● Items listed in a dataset

╭──

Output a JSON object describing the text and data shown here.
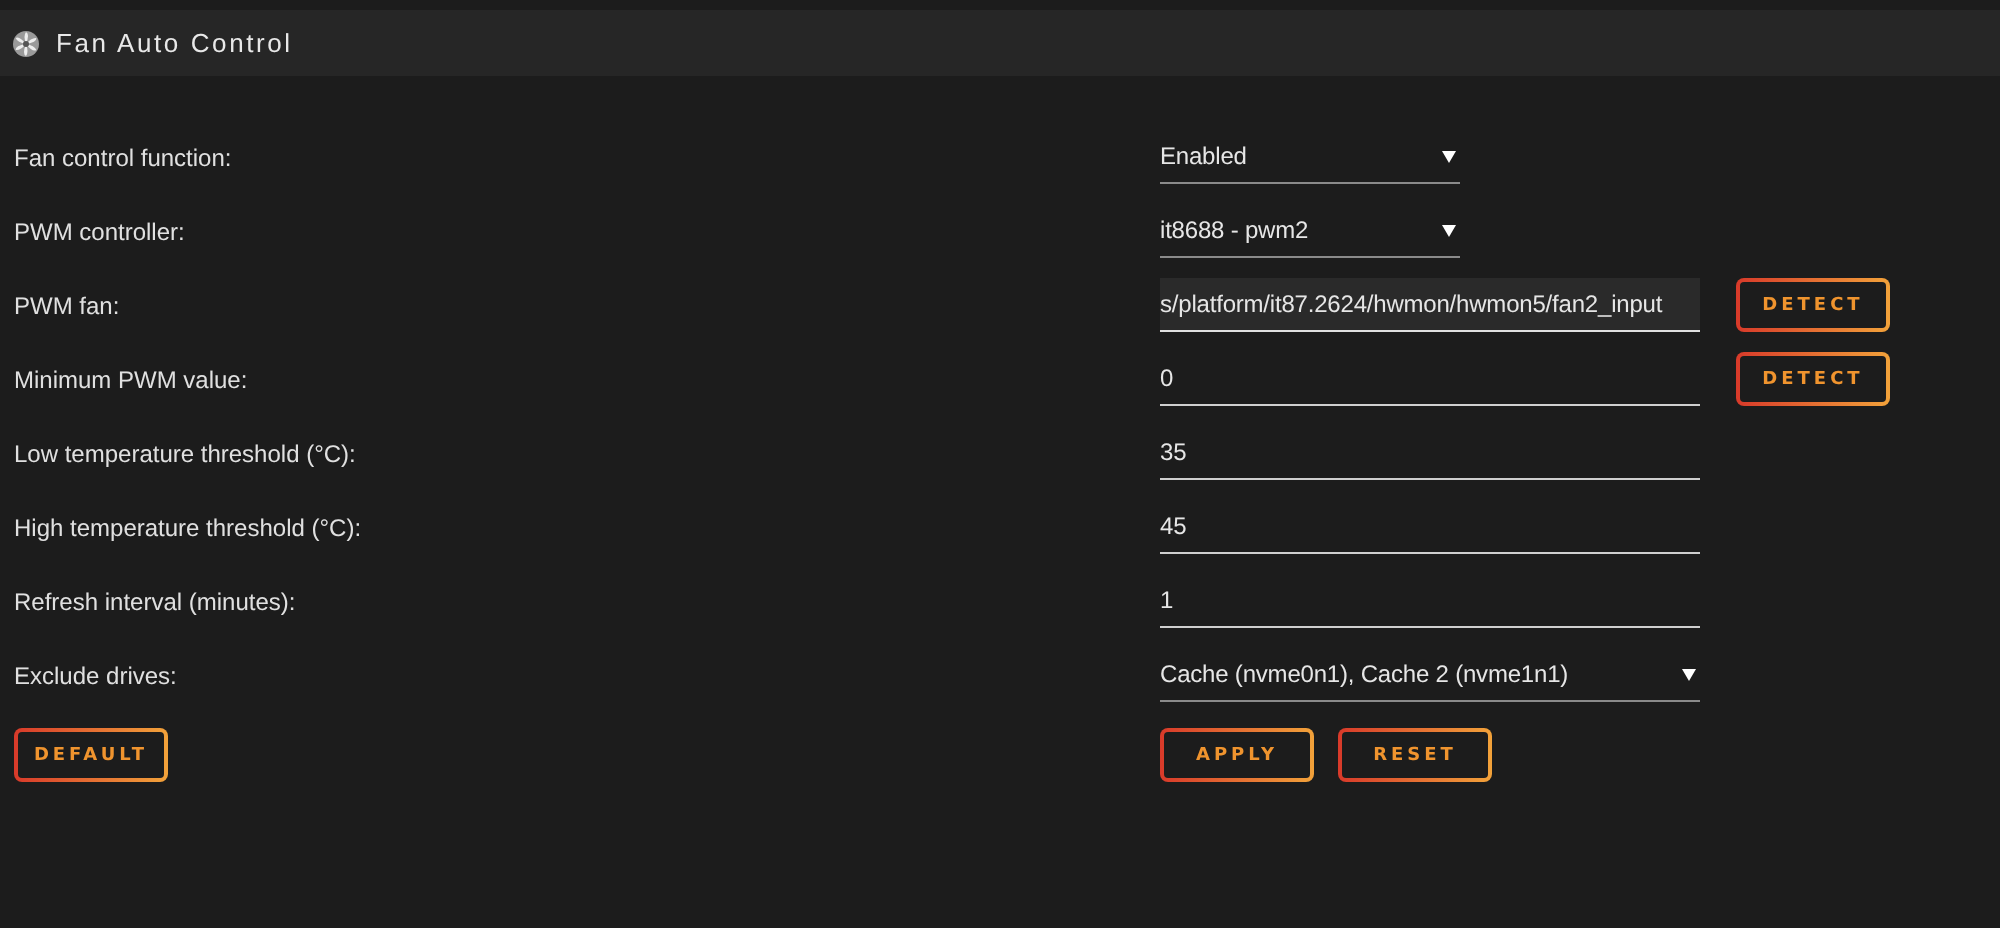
{
  "panel": {
    "title": "Fan Auto Control"
  },
  "settings": [
    {
      "label": "Fan control function:",
      "kind": "select",
      "value": "Enabled"
    },
    {
      "label": "PWM controller:",
      "kind": "select",
      "value": "it8688 - pwm2"
    },
    {
      "label": "PWM fan:",
      "kind": "input",
      "value": "s/platform/it87.2624/hwmon/hwmon5/fan2_input",
      "focused": true,
      "button": "DETECT"
    },
    {
      "label": "Minimum PWM value:",
      "kind": "input",
      "value": "0",
      "focused": false,
      "button": "DETECT"
    },
    {
      "label": "Low temperature threshold (°C):",
      "kind": "input",
      "value": "35",
      "focused": false
    },
    {
      "label": "High temperature threshold (°C):",
      "kind": "input",
      "value": "45",
      "focused": false
    },
    {
      "label": "Refresh interval (minutes):",
      "kind": "input",
      "value": "1",
      "focused": false
    },
    {
      "label": "Exclude drives:",
      "kind": "multiselect",
      "value": "Cache (nvme0n1), Cache 2 (nvme1n1)"
    }
  ],
  "left_buttons": [
    "DEFAULT"
  ],
  "right_buttons": [
    "APPLY",
    "RESET"
  ]
}
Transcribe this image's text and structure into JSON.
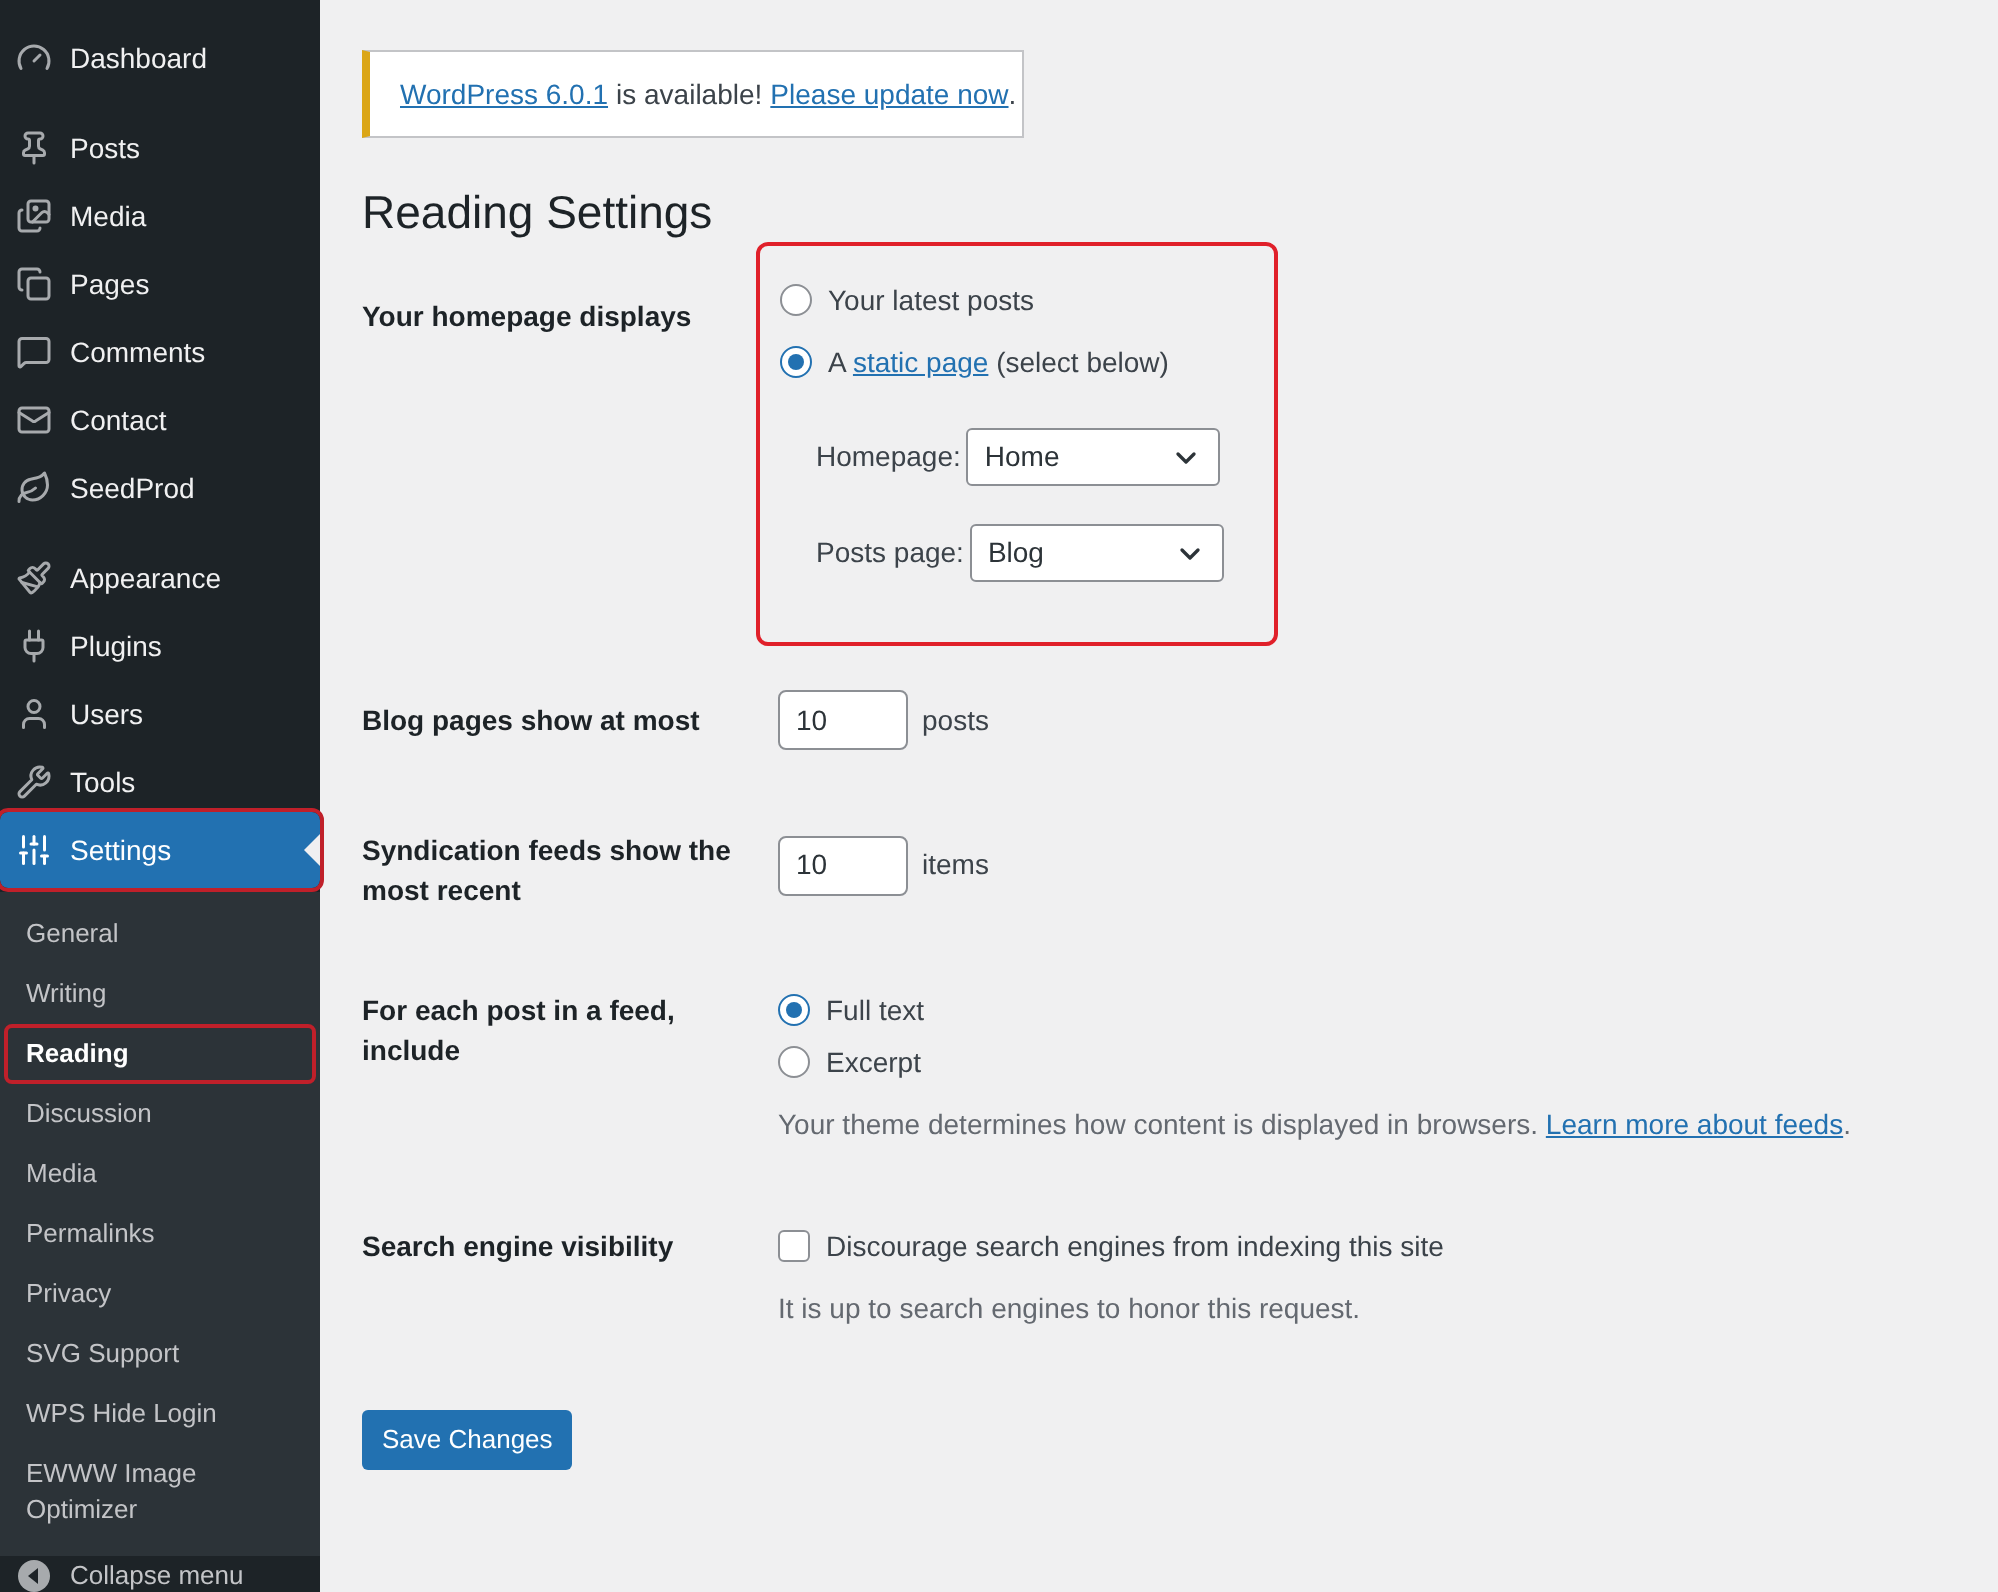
{
  "sidebar": {
    "menu_groups": [
      [
        {
          "label": "Dashboard",
          "selected": false,
          "highlighted": false
        }
      ],
      [
        {
          "label": "Posts",
          "selected": false,
          "highlighted": false
        },
        {
          "label": "Media",
          "selected": false,
          "highlighted": false
        },
        {
          "label": "Pages",
          "selected": false,
          "highlighted": false
        },
        {
          "label": "Comments",
          "selected": false,
          "highlighted": false
        },
        {
          "label": "Contact",
          "selected": false,
          "highlighted": false
        },
        {
          "label": "SeedProd",
          "selected": false,
          "highlighted": false
        }
      ],
      [
        {
          "label": "Appearance",
          "selected": false,
          "highlighted": false
        },
        {
          "label": "Plugins",
          "selected": false,
          "highlighted": false
        },
        {
          "label": "Users",
          "selected": false,
          "highlighted": false
        },
        {
          "label": "Tools",
          "selected": false,
          "highlighted": false
        },
        {
          "label": "Settings",
          "selected": true,
          "highlighted": true
        }
      ]
    ],
    "submenu": [
      {
        "label": "General",
        "selected": false,
        "highlighted": false
      },
      {
        "label": "Writing",
        "selected": false,
        "highlighted": false
      },
      {
        "label": "Reading",
        "selected": true,
        "highlighted": true
      },
      {
        "label": "Discussion",
        "selected": false,
        "highlighted": false
      },
      {
        "label": "Media",
        "selected": false,
        "highlighted": false
      },
      {
        "label": "Permalinks",
        "selected": false,
        "highlighted": false
      },
      {
        "label": "Privacy",
        "selected": false,
        "highlighted": false
      },
      {
        "label": "SVG Support",
        "selected": false,
        "highlighted": false
      },
      {
        "label": "WPS Hide Login",
        "selected": false,
        "highlighted": false
      },
      {
        "label": "EWWW Image Optimizer",
        "selected": false,
        "highlighted": false
      }
    ],
    "collapse": "Collapse menu"
  },
  "notice": {
    "link_1": "WordPress 6.0.1",
    "text": "is available!",
    "link_2": "Please update now",
    "end": "."
  },
  "title": "Reading Settings",
  "rows": [
    {
      "kind": "homepage",
      "label": "Your homepage displays",
      "highlighted": true,
      "options": [
        {
          "text": "Your latest posts",
          "selected": false
        },
        {
          "text": "A",
          "link": "static page",
          "text_after": "(select below)",
          "selected": true
        }
      ],
      "selects": [
        {
          "label": "Homepage:",
          "value": "Home"
        },
        {
          "label": "Posts page:",
          "value": "Blog"
        }
      ]
    },
    {
      "kind": "number",
      "label": "Blog pages show at most",
      "value": "10",
      "unit": "posts"
    },
    {
      "kind": "number",
      "label": "Syndication feeds show the most recent",
      "value": "10",
      "unit": "items"
    },
    {
      "kind": "radios",
      "label": "For each post in a feed, include",
      "options": [
        {
          "text": "Full text",
          "selected": true
        },
        {
          "text": "Excerpt",
          "selected": false
        }
      ],
      "note": "Your theme determines how content is displayed in browsers.",
      "note_link": "Learn more about feeds",
      "note_end": "."
    },
    {
      "kind": "checkbox",
      "label": "Search engine visibility",
      "text": "Discourage search engines from indexing this site",
      "checked": false,
      "note": "It is up to search engines to honor this request."
    }
  ],
  "save_button": "Save Changes"
}
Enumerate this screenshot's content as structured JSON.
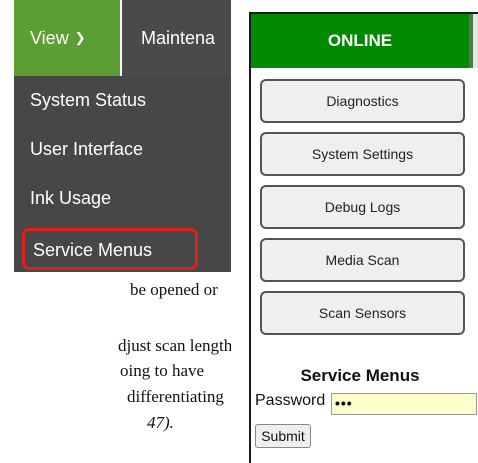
{
  "navbar": {
    "view_label": "View",
    "view_chevron": "✔",
    "maintenance_label": "Maintena"
  },
  "view_menu": {
    "items": [
      {
        "label": "System Status"
      },
      {
        "label": "User Interface"
      },
      {
        "label": "Ink Usage"
      },
      {
        "label": "Service Menus"
      }
    ],
    "highlight_color": "#e0201b"
  },
  "document_text": {
    "lines": [
      "be opened or",
      "djust scan length if",
      "oing to have",
      "differentiating",
      "47)."
    ]
  },
  "service_panel": {
    "status_tab": "ONLINE",
    "status_color": "#008a00",
    "buttons": [
      {
        "label": "Diagnostics"
      },
      {
        "label": "System Settings"
      },
      {
        "label": "Debug Logs"
      },
      {
        "label": "Media Scan"
      },
      {
        "label": "Scan Sensors"
      }
    ],
    "section_title": "Service Menus",
    "password_label": "Password",
    "password_value": "•••",
    "submit_label": "Submit"
  }
}
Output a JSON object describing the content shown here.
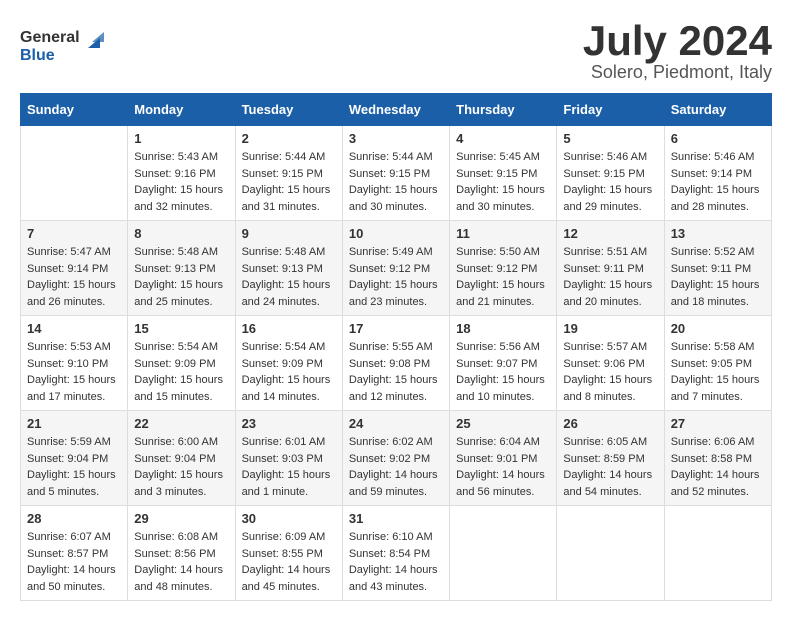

╰──

● GOAL
Output only the lines from the one that contains "Enumerate this screenshot's" to the end of the entries above, both end lines included, and drop the pictures.

● ANSWER FOR THE TASK
Enumerate this screenshot's content as structured JSON.
{
  "navbar": {
    "view_label": "View",
    "view_chevron": "✔",
    "maintenance_label": "Maintena"
  },
  "view_menu": {
    "items": [
      {
        "label": "System Status"
      },
      {
        "label": "User Interface"
      },
      {
        "label": "Ink Usage"
      },
      {
        "label": "Service Menus"
      }
    ],
    "highlight_color": "#e0201b"
  },
  "document_text": {
    "lines": [
      "be opened or",
      "djust scan length if",
      "oing to have",
      "differentiating",
      "47)."
    ]
  },
  "service_panel": {
    "status_tab": "ONLINE",
    "status_color": "#008a00",
    "buttons": [
      {
        "label": "Diagnostics"
      },
      {
        "label": "System Settings"
      },
      {
        "label": "Debug Logs"
      },
      {
        "label": "Media Scan"
      },
      {
        "label": "Scan Sensors"
      }
    ],
    "section_title": "Service Menus",
    "password_label": "Password",
    "password_value": "•••",
    "submit_label": "Submit"
  }
}
Output a JSON object describing the content shown here.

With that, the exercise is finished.